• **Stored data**
○ ○ ○ ○ ○ ○ ○
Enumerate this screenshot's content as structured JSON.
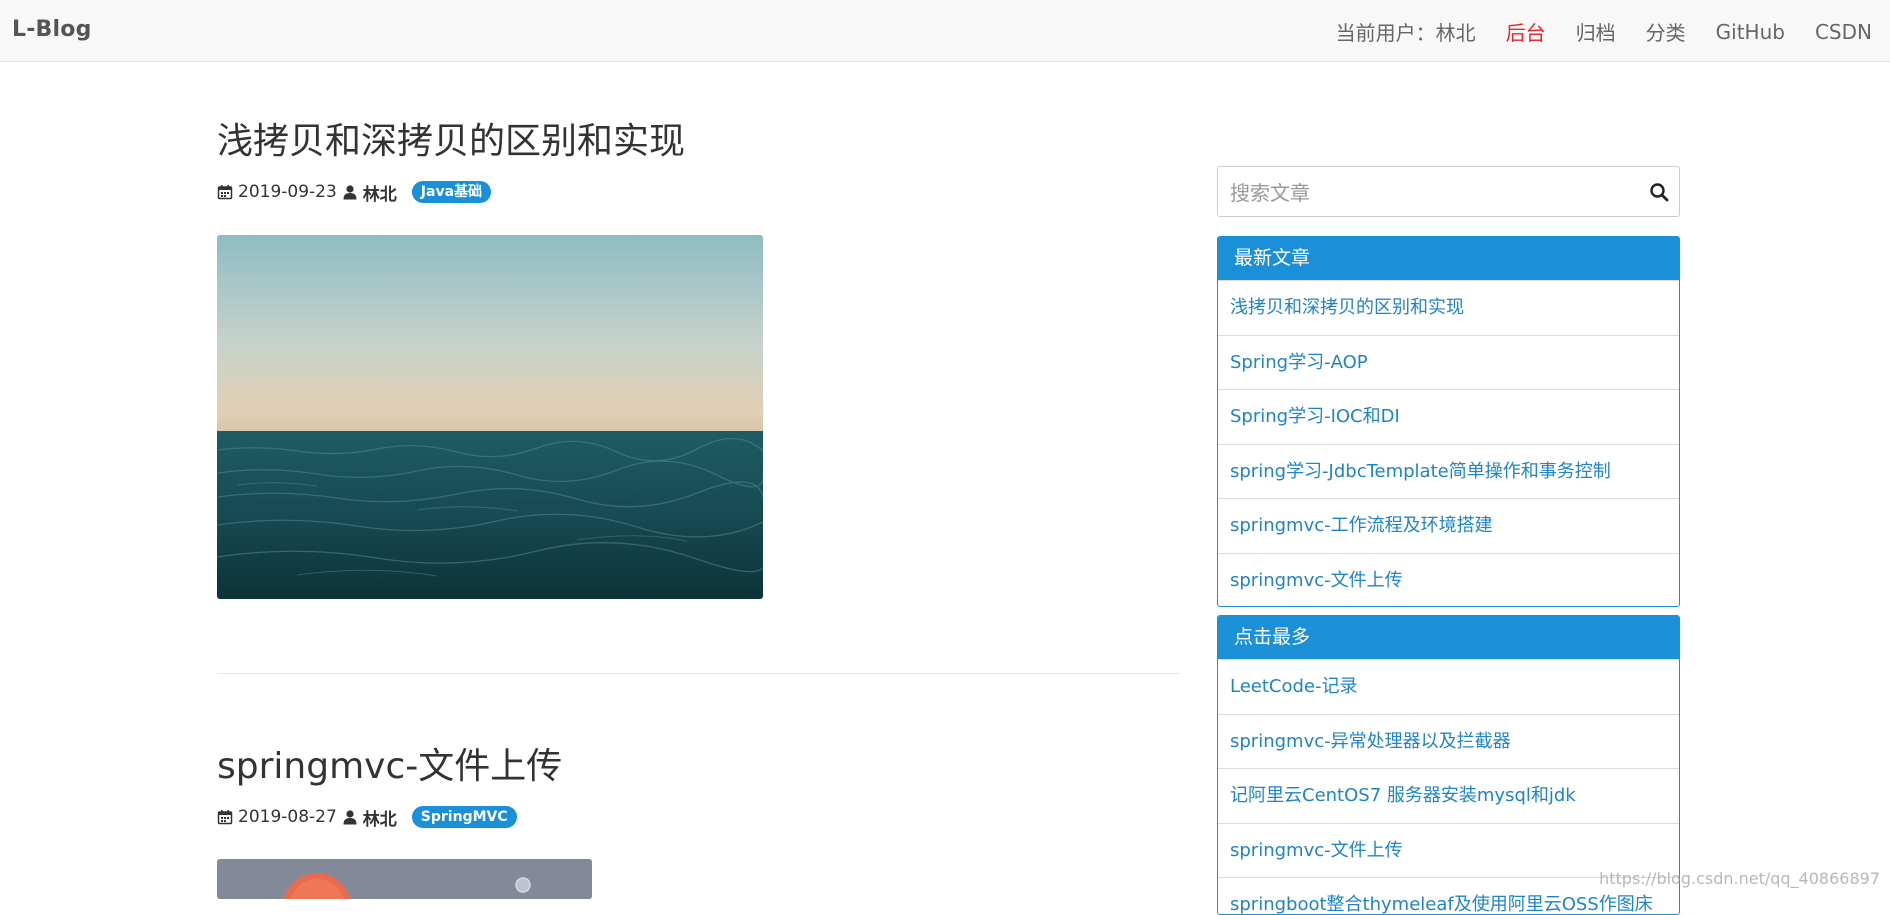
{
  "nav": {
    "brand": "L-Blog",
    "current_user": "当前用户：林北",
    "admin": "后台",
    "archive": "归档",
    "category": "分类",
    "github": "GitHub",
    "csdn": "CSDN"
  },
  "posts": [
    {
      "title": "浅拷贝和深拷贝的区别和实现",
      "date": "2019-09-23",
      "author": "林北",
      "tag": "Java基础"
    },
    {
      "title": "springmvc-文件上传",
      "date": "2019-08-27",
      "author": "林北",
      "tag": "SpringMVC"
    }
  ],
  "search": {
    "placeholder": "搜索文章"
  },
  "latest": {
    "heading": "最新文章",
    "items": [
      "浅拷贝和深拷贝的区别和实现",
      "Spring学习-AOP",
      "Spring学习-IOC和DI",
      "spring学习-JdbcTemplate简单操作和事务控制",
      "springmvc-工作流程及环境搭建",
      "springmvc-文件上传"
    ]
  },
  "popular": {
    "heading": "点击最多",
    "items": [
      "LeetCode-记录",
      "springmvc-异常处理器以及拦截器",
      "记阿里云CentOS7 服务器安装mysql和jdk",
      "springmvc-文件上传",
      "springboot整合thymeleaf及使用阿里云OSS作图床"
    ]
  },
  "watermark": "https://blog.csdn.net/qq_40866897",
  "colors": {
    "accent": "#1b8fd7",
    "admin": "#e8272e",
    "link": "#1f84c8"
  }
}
○ ○ ○ ○ ○ ○ ○
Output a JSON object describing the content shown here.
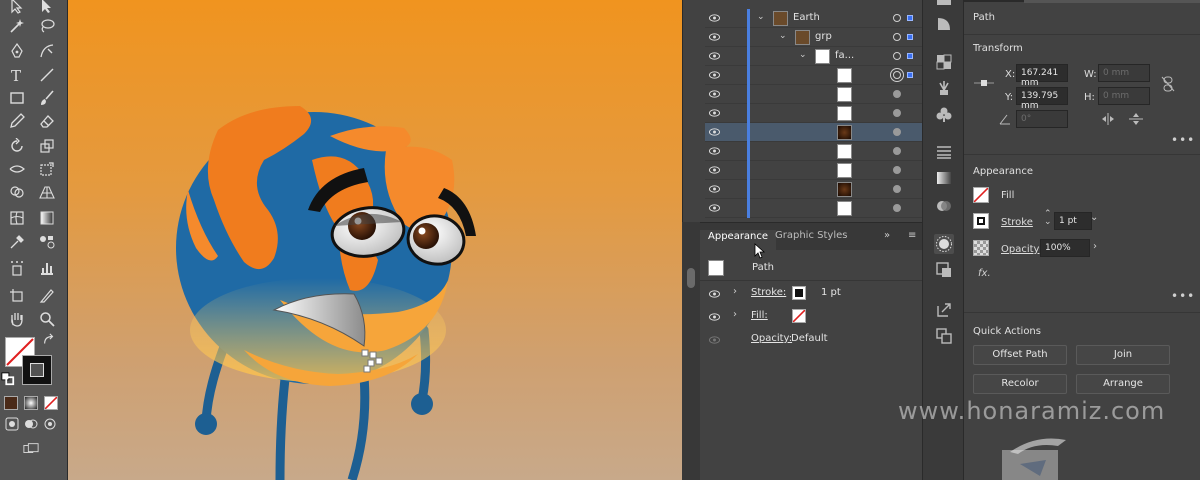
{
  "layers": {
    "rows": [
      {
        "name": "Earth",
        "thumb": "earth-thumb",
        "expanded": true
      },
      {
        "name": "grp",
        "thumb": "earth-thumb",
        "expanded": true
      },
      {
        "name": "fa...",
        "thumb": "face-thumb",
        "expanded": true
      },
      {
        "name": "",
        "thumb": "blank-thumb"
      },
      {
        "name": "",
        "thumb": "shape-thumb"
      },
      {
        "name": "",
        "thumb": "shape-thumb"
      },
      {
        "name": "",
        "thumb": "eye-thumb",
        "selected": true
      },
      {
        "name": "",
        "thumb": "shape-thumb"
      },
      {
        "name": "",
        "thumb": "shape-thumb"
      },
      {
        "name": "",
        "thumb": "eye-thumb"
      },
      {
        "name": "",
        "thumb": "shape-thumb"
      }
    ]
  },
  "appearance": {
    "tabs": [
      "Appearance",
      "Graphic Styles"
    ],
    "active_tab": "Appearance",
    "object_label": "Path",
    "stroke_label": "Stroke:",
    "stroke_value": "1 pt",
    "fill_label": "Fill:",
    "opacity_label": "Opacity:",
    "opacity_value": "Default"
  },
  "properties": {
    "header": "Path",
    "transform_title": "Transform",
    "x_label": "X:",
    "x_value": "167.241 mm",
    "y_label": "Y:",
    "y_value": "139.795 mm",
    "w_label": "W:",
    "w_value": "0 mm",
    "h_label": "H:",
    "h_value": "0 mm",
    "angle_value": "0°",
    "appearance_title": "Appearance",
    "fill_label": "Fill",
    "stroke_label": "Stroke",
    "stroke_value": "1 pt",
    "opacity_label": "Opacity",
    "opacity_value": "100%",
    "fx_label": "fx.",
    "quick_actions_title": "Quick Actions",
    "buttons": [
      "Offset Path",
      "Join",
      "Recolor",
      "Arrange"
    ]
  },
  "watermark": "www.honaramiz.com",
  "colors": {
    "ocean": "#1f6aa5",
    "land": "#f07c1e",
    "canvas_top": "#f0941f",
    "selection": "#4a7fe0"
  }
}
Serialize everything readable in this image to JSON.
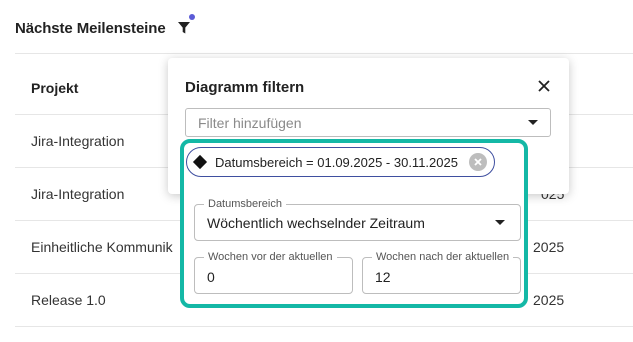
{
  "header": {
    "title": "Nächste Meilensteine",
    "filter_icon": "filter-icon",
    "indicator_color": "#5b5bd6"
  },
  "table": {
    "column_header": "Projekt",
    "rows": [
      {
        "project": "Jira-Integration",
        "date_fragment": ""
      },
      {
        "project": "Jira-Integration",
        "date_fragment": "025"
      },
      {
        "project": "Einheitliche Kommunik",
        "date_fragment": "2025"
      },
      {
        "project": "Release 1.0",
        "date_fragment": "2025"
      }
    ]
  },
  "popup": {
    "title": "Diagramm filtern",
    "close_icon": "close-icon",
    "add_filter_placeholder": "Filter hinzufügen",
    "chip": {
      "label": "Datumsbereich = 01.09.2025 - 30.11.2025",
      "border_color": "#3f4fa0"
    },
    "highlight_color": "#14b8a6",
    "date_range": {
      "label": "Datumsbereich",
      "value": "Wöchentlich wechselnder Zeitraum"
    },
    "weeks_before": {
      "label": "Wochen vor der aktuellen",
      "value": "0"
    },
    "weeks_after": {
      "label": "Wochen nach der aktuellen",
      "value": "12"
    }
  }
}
○ ○ ○ ○ ○ ○ ○
Identify and copy the lines holding the word "this".

Enumerate this screenshot's content as structured JSON.
Serialize everything readable in this image to JSON.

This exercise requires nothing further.